> [Short task 1]: Could you reproduce everything in the gardening transcript from "Growing things that will" down to "lot of nightshades."?
> [Short task 2]: How would you restate the gardening transcript's paragraph beginning "I moved into a house where the last person" in fewer words, keeping its main facts?
> [Short task 3]: Can you carry the gardening transcript further, picking up after its last sentence?

> [Source document]:
“There was one seed that just got it into its head that it was going to take over the world. And it did.”
Growing things that will thrive in the conditions that exist; and also, creating the conditions that allows us to thrive and grow. Sometimes in unexpected places.
Transcript and notes:
Recorded 11 September 2023.
Hey everyone. Thanks for tuning in.
I'm recently on Tik Tok. And one of the videos I made was this tour of my garden. This kind of intensive gay audacity situation where I moved into a house that had raised beds, and I love things that grow. And so I decided to invite some things to grow here and see what we could do.
So far, what we have managed to do is grow a lot of things I didn't plant. And a couple that I did. But I'm trying to get off the nightshade-brassica train, to diversify my food. To get back into the idea that so much of the world around us is in interrelationship with us. And as a result of that, I made a conscious deliberate choice not to plant a lot of nightshades.
I moved into a house where the last person, according to the little plastic tags that I found in the beds, had planted a lot of tomatoes, and eggplants, and hot peppers. I don't have a very good tolerance for hot peppers. And I don't trust myself to grow eggplants. I've lived too long in cold climates with fussy, fussy mechanics of growing and I'm not naturally good at growing things that aren't already trying to grow themselves.

> [Available data]:
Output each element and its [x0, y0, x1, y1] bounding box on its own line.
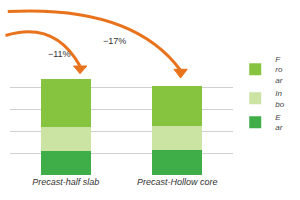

> [Exercise response 1]:
Growing things that will thrive in the conditions that exist; and also, creating the conditions that allows us to thrive and grow. Sometimes in unexpected places.
Transcript and notes:
Recorded 11 September 2023.
Hey everyone. Thanks for tuning in.
I'm recently on Tik Tok. And one of the videos I made was this tour of my garden. This kind of intensive gay audacity situation where I moved into a house that had raised beds, and I love things that grow. And so I decided to invite some things to grow here and see what we could do.
So far, what we have managed to do is grow a lot of things I didn't plant. And a couple that I did. But I'm trying to get off the nightshade-brassica train, to diversify my food. To get back into the idea that so much of the world around us is in interrelationship with us. And as a result of that, I made a conscious deliberate choice not to plant a lot of nightshades.

> [Exercise response 2]: Plastic tags in the raised beds showed that the previous occupant had planted many tomatoes, eggplants and hot peppers. The speaker tolerates hot peppers poorly. They don't trust themselves to grow eggplants after living too long in cold climates where growing is fussy. They aren't naturally good with plants that aren't already trying to grow on their own.

> [Exercise response 3]:
And so I didn't plant very many of those things. And instead, I planted a few carrots and some borage and let the thing that is probably kale, but might be broccoli, keep growing. And I put in some basil and encouraged the strawberries. And never did harvest any rhubarb because it never turned red. And I don't understand how rhubarb works if it doesn't turn red. Mostly I was mystified and spent a lot of time this summer posting to Facebook going What is this? What is going on? How do I fix it.
I also planted a couple of lavender plants that are finally looking like they actually are alive. But it's taken them most of the summer. I tended the lemon balm patch which is doing just fine on its own. In some ways, it's even managing to outcompete the Japanese knotweed that was along the back fence. Which is great, because cutting back Japanese knotweed is a forever project.
But what I didn't anticipate was all the tomatoes. Everywhere I got a volunteer plant, I just let it volunteer. I didn't try to stop them. But I also didn't know anything about what was coming up. And so I just staked it and crossed my fingers and hoped for the best. I know you're supposed to prune them somehow. But I don't know how I don't know what to take off and what to leave on. I know that some people say that you're supposed to take off the little piece of a branch that grows up in the fork of two other branches.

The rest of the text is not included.